*PROBLEM TO SOLVE*: Records follow. Pull out every line that contains "空图片url".
═════ DATASET CONTENT
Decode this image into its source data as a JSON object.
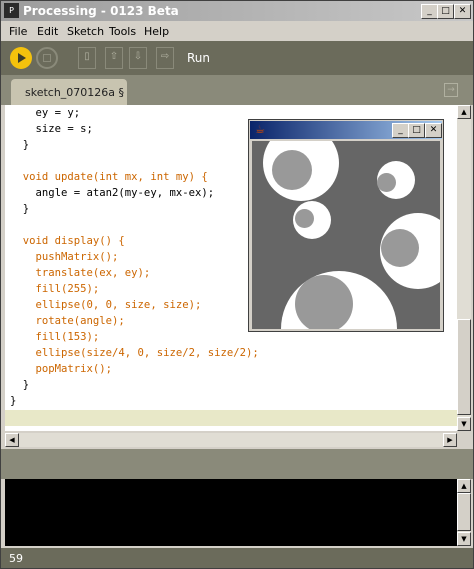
{
  "window": {
    "title": "Processing - 0123 Beta",
    "icon": "P"
  },
  "menu": [
    "File",
    "Edit",
    "Sketch",
    "Tools",
    "Help"
  ],
  "toolbar": {
    "run_label": "Run",
    "buttons": [
      "run-icon",
      "stop-icon",
      "new-icon",
      "open-icon",
      "save-icon",
      "export-icon"
    ]
  },
  "tab": {
    "label": "sketch_070126a §"
  },
  "code": {
    "lines": [
      "    ey = y;",
      "    size = s;",
      "  }",
      "",
      "  void update(int mx, int my) {",
      "    angle = atan2(my-ey, mx-ex);",
      "  }",
      "",
      "  void display() {",
      "    pushMatrix();",
      "    translate(ex, ey);",
      "    fill(255);",
      "    ellipse(0, 0, size, size);",
      "    rotate(angle);",
      "    fill(153);",
      "    ellipse(size/4, 0, size/2, size/2);",
      "    popMatrix();",
      "  }",
      "}"
    ]
  },
  "status": {
    "line_number": "59"
  },
  "sketch_window": {
    "icon": "java-icon"
  },
  "colors": {
    "toolbar_bg": "#6b6b5b",
    "run_yellow": "#f4c20d",
    "keyword": "#cc6600",
    "canvas_bg": "#666666",
    "eye_white": "#ffffff",
    "pupil_gray": "#999999"
  }
}
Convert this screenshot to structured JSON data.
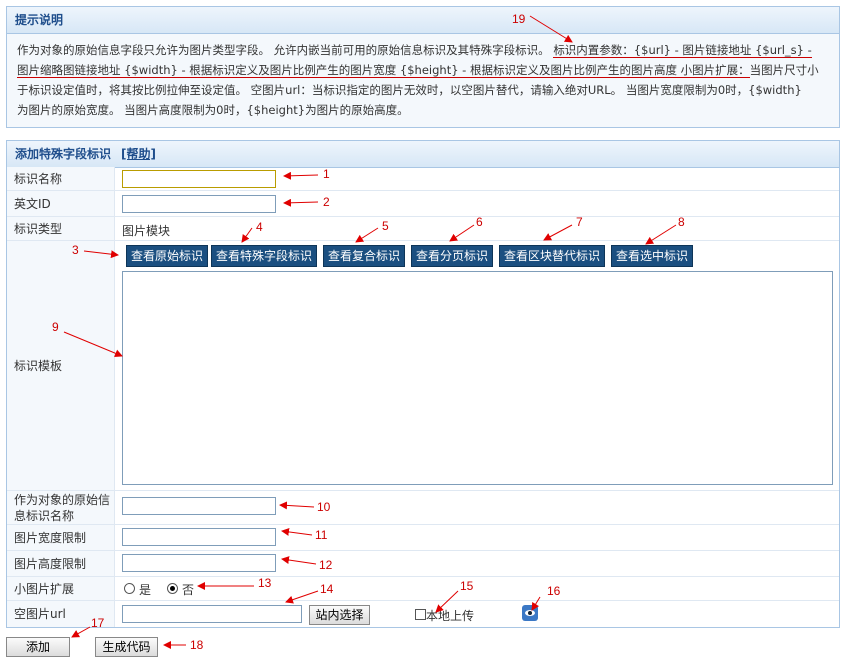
{
  "tips": {
    "title": "提示说明",
    "line1_a": "作为对象的原始信息字段只允许为图片类型字段。 允许内嵌当前可用的原始信息标识及其特殊字段标识。",
    "line1_b": "标识内置参数：{$url} - 图片链接地址 {$url_s} -",
    "line2_a": "图片缩略图链接地址 {$width} - 根据标识定义及图片比例产生的图片宽度 {$height} - 根据标识定义及图片比例产生的图片高度 小图片扩展：",
    "line2_b": "当图片尺寸小",
    "line3": "于标识设定值时，将其按比例拉伸至设定值。 空图片url：当标识指定的图片无效时，以空图片替代，请输入绝对URL。 当图片宽度限制为0时，{$width}",
    "line4": "为图片的原始宽度。 当图片高度限制为0时，{$height}为图片的原始高度。"
  },
  "form": {
    "title": "添加特殊字段标识",
    "help": "[帮助]",
    "name_label": "标识名称",
    "en_label": "英文ID",
    "type_label": "标识类型",
    "type_value": "图片模块",
    "template_label": "标识模板",
    "buttons": [
      "查看原始标识",
      "查看特殊字段标识",
      "查看复合标识",
      "查看分页标识",
      "查看区块替代标识",
      "查看选中标识"
    ],
    "source_label": "作为对象的原始信息标识名称",
    "width_label": "图片宽度限制",
    "height_label": "图片高度限制",
    "small_label": "小图片扩展",
    "yes": "是",
    "no": "否",
    "empty_label": "空图片url",
    "site_select": "站内选择",
    "local_upload": "本地上传",
    "add": "添加",
    "gen_code": "生成代码"
  },
  "annotations": [
    "1",
    "2",
    "3",
    "4",
    "5",
    "6",
    "7",
    "8",
    "9",
    "10",
    "11",
    "12",
    "13",
    "14",
    "15",
    "16",
    "17",
    "18",
    "19"
  ],
  "colors": {
    "arrow": "#e00000",
    "button_bg": "#1b4f80",
    "header_text": "#1f4e8c"
  }
}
══════════
*REPLY TO THE TASK*:
    "line3": "于标识设定值时，将其按比例拉伸至设定值。 空图片url：当标识指定的图片无效时，以空图片替代，请输入绝对URL。 当图片宽度限制为0时，{$width}",
    "empty_label": "空图片url",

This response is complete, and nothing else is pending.